-------- Records shown --------

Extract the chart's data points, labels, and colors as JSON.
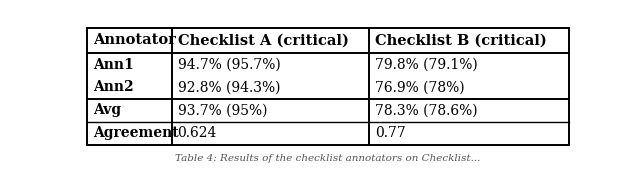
{
  "col_headers": [
    "Annotator",
    "Checklist A (critical)",
    "Checklist B (critical)"
  ],
  "rows": [
    [
      "Ann1",
      "94.7% (95.7%)",
      "79.8% (79.1%)"
    ],
    [
      "Ann2",
      "92.8% (94.3%)",
      "76.9% (78%)"
    ],
    [
      "Avg",
      "93.7% (95%)",
      "78.3% (78.6%)"
    ],
    [
      "Agreement",
      "0.624",
      "0.77"
    ]
  ],
  "caption": "Table 4: Results of the checklist annotators on Checklist...",
  "figsize": [
    6.4,
    1.85
  ],
  "dpi": 100,
  "background_color": "#ffffff",
  "line_color": "#000000",
  "header_fontsize": 10.5,
  "cell_fontsize": 10.0,
  "caption_fontsize": 7.5
}
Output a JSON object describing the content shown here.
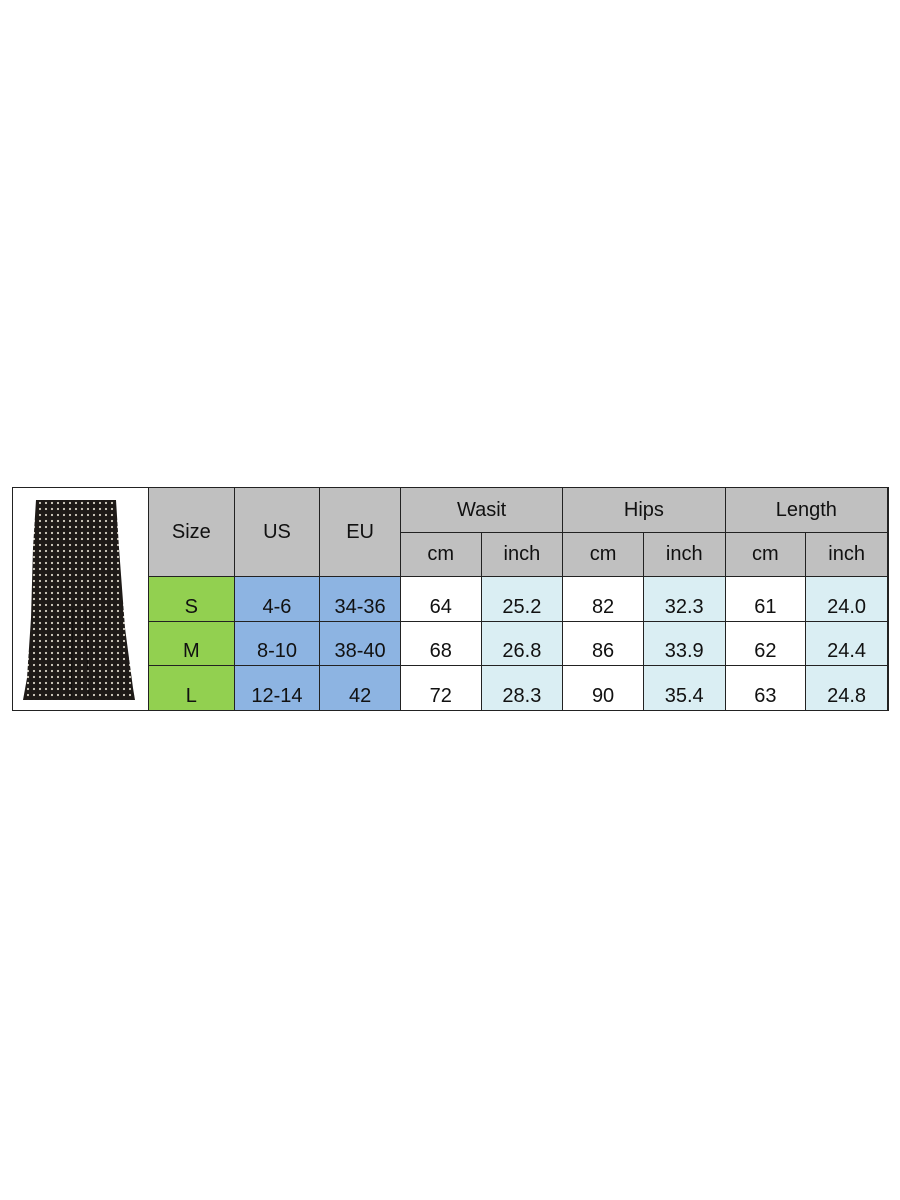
{
  "colors": {
    "header": "#c0c0c0",
    "size": "#92d050",
    "region": "#8db4e2",
    "cm": "#ffffff",
    "inch": "#daeef3"
  },
  "product_image": "polka-dot-skirt",
  "headers": {
    "size": "Size",
    "us": "US",
    "eu": "EU",
    "waist": "Wasit",
    "hips": "Hips",
    "length": "Length",
    "cm": "cm",
    "inch": "inch"
  },
  "rows": [
    {
      "size": "S",
      "us": "4-6",
      "eu": "34-36",
      "waist_cm": "64",
      "waist_in": "25.2",
      "hips_cm": "82",
      "hips_in": "32.3",
      "length_cm": "61",
      "length_in": "24.0"
    },
    {
      "size": "M",
      "us": "8-10",
      "eu": "38-40",
      "waist_cm": "68",
      "waist_in": "26.8",
      "hips_cm": "86",
      "hips_in": "33.9",
      "length_cm": "62",
      "length_in": "24.4"
    },
    {
      "size": "L",
      "us": "12-14",
      "eu": "42",
      "waist_cm": "72",
      "waist_in": "28.3",
      "hips_cm": "90",
      "hips_in": "35.4",
      "length_cm": "63",
      "length_in": "24.8"
    }
  ]
}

--------

What you have to do
Reproduce every entry word for word, but omit the pictures.

Exercise solution
Extract the chart's data points, labels, and colors as JSON.
{
  "col_headers": [
    "Annotator",
    "Checklist A (critical)",
    "Checklist B (critical)"
  ],
  "rows": [
    [
      "Ann1",
      "94.7% (95.7%)",
      "79.8% (79.1%)"
    ],
    [
      "Ann2",
      "92.8% (94.3%)",
      "76.9% (78%)"
    ],
    [
      "Avg",
      "93.7% (95%)",
      "78.3% (78.6%)"
    ],
    [
      "Agreement",
      "0.624",
      "0.77"
    ]
  ],
  "caption": "Table 4: Results of the checklist annotators on Checklist...",
  "figsize": [
    6.4,
    1.85
  ],
  "dpi": 100,
  "background_color": "#ffffff",
  "line_color": "#000000",
  "header_fontsize": 10.5,
  "cell_fontsize": 10.0,
  "caption_fontsize": 7.5
}
Output a JSON object describing the content shown here.
{
  "colors": {
    "header": "#c0c0c0",
    "size": "#92d050",
    "region": "#8db4e2",
    "cm": "#ffffff",
    "inch": "#daeef3"
  },
  "product_image": "polka-dot-skirt",
  "headers": {
    "size": "Size",
    "us": "US",
    "eu": "EU",
    "waist": "Wasit",
    "hips": "Hips",
    "length": "Length",
    "cm": "cm",
    "inch": "inch"
  },
  "rows": [
    {
      "size": "S",
      "us": "4-6",
      "eu": "34-36",
      "waist_cm": "64",
      "waist_in": "25.2",
      "hips_cm": "82",
      "hips_in": "32.3",
      "length_cm": "61",
      "length_in": "24.0"
    },
    {
      "size": "M",
      "us": "8-10",
      "eu": "38-40",
      "waist_cm": "68",
      "waist_in": "26.8",
      "hips_cm": "86",
      "hips_in": "33.9",
      "length_cm": "62",
      "length_in": "24.4"
    },
    {
      "size": "L",
      "us": "12-14",
      "eu": "42",
      "waist_cm": "72",
      "waist_in": "28.3",
      "hips_cm": "90",
      "hips_in": "35.4",
      "length_cm": "63",
      "length_in": "24.8"
    }
  ]
}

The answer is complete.